- _EXERCISE_
Report all lines holding "Recall".

- _THE DATA_
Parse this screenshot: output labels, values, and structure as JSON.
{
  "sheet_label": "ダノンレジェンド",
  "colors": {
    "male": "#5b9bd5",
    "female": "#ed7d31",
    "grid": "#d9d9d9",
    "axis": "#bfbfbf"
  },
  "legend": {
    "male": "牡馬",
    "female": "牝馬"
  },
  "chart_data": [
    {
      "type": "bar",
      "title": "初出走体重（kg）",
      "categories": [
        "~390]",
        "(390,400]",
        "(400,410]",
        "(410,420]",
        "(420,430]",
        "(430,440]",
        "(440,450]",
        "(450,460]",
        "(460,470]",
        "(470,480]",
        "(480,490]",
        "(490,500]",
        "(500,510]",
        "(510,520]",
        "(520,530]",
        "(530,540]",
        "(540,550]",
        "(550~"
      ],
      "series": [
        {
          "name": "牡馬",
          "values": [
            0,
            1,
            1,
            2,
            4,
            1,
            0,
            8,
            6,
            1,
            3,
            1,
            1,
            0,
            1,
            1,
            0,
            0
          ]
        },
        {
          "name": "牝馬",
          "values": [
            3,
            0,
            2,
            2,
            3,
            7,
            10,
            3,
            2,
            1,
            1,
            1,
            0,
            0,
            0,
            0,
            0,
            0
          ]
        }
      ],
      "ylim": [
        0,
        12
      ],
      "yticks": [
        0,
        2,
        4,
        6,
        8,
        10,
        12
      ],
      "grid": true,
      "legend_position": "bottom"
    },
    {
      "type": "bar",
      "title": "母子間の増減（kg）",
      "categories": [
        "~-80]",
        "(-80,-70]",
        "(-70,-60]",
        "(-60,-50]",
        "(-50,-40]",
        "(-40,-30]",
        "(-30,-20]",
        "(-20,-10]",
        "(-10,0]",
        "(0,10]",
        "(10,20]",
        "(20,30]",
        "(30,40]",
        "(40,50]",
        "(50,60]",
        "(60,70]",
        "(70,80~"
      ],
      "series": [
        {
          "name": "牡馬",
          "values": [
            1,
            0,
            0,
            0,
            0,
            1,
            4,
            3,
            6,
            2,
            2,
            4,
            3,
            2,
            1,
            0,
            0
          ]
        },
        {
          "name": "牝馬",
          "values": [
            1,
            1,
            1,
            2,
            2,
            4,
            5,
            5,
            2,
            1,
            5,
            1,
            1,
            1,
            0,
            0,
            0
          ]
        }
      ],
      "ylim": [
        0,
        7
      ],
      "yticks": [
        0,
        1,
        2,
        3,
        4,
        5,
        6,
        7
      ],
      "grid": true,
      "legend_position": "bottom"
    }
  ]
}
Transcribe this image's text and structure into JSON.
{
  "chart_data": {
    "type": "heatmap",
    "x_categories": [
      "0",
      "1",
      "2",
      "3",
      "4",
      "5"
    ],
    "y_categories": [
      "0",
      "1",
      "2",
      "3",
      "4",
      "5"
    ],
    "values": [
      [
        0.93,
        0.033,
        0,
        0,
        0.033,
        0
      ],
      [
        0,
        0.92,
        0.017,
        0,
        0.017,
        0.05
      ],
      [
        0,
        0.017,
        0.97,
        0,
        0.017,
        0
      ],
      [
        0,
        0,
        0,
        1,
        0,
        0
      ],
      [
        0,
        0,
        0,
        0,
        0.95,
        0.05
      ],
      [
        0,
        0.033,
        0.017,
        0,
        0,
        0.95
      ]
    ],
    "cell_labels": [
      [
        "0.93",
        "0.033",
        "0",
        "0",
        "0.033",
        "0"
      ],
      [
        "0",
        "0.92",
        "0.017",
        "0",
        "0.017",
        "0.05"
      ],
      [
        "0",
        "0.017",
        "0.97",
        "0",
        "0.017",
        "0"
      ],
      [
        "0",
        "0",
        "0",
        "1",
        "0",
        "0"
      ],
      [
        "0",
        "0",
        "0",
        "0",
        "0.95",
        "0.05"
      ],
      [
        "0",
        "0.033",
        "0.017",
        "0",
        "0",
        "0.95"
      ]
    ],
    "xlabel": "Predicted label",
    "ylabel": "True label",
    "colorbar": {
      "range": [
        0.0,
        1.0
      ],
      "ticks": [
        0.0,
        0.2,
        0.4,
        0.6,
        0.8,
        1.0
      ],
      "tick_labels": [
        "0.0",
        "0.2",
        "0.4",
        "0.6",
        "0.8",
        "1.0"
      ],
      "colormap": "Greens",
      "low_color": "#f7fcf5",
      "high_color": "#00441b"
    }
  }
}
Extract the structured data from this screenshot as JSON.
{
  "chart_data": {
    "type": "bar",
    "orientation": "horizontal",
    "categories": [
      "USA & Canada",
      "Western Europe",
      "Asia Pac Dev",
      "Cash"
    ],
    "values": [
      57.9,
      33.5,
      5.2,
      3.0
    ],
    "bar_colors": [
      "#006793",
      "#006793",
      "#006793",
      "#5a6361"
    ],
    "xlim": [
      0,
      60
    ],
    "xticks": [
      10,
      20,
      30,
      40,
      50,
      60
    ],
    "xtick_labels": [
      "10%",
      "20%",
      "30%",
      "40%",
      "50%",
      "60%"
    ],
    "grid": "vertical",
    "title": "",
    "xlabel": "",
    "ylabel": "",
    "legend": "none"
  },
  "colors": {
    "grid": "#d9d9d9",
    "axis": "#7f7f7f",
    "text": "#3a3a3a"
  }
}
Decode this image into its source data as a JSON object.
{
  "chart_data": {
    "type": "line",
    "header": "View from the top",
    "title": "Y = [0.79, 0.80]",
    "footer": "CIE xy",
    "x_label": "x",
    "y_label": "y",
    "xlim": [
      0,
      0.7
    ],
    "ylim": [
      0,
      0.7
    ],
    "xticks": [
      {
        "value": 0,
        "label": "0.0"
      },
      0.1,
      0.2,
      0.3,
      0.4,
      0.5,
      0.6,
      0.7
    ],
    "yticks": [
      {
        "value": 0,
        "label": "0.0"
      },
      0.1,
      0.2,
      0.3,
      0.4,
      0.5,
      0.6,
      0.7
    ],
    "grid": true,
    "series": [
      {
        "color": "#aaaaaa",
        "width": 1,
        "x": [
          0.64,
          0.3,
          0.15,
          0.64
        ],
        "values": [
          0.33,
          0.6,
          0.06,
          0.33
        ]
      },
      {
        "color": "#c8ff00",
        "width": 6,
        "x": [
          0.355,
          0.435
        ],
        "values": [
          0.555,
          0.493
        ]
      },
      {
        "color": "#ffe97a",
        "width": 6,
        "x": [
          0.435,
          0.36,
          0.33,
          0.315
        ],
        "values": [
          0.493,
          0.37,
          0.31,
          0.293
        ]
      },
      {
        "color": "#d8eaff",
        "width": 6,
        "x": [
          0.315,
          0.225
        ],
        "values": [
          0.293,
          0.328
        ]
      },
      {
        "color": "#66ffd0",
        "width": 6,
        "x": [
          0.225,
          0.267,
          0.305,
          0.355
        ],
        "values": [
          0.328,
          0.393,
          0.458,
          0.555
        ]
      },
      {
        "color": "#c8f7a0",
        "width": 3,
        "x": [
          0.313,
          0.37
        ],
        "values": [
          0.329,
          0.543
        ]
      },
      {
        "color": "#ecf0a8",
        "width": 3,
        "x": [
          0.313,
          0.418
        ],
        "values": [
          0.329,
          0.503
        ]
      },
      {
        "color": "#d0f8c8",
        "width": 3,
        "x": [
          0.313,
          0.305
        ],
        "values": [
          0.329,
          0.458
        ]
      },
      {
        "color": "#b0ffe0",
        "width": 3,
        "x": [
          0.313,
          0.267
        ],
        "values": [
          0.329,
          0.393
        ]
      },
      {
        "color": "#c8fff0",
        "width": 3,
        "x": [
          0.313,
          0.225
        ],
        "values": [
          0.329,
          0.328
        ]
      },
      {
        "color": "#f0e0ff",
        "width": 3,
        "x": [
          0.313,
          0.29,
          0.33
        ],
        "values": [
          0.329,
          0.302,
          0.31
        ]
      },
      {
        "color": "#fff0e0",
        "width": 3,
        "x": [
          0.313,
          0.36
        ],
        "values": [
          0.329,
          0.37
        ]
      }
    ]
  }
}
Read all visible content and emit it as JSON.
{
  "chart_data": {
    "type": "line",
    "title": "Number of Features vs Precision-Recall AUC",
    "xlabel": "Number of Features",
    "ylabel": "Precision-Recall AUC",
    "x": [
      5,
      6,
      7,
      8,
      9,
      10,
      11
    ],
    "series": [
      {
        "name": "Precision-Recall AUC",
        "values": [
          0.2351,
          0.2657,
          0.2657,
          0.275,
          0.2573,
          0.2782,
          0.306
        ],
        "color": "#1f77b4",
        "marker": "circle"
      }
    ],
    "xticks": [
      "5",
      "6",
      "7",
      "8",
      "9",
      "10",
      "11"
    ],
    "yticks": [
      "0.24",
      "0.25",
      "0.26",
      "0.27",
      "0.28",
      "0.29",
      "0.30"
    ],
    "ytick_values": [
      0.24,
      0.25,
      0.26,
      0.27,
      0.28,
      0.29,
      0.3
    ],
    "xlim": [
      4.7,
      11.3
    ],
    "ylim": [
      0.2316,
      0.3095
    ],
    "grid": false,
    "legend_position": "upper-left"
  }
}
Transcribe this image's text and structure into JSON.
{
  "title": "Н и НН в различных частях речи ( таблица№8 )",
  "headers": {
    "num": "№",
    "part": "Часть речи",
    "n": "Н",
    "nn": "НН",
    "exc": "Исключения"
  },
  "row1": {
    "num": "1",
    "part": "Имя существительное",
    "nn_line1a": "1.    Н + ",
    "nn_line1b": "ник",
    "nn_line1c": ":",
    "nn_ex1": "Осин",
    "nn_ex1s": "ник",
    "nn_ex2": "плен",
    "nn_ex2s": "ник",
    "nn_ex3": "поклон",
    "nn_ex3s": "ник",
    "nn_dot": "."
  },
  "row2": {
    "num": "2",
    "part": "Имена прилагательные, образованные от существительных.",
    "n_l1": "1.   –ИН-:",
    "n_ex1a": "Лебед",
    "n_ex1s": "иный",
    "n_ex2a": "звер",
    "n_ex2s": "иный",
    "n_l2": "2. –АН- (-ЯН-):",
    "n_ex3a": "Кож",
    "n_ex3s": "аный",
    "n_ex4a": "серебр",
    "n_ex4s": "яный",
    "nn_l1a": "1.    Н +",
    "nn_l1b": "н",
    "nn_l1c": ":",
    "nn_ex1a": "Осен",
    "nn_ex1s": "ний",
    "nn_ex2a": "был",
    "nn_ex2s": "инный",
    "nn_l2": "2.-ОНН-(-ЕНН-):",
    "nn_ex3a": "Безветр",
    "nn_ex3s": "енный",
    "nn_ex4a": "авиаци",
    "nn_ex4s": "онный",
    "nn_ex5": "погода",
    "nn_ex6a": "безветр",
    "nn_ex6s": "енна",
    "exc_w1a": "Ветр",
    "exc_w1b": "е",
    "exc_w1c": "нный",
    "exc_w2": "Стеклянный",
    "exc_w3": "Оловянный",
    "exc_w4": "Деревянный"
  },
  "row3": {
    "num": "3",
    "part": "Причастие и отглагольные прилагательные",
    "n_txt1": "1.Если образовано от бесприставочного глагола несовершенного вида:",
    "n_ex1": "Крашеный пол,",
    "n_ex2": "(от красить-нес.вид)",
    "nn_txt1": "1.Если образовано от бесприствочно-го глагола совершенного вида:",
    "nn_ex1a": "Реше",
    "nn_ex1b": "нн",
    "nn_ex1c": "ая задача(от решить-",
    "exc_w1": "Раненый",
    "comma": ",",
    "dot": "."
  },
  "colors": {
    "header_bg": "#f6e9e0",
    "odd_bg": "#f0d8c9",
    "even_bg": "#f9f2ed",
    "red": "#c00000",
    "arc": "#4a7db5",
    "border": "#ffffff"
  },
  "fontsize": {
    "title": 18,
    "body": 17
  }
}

- _REPLY TO THE TASK_
    "title": "Number of Features vs Precision-Recall AUC",
    "ylabel": "Precision-Recall AUC",
        "name": "Precision-Recall AUC",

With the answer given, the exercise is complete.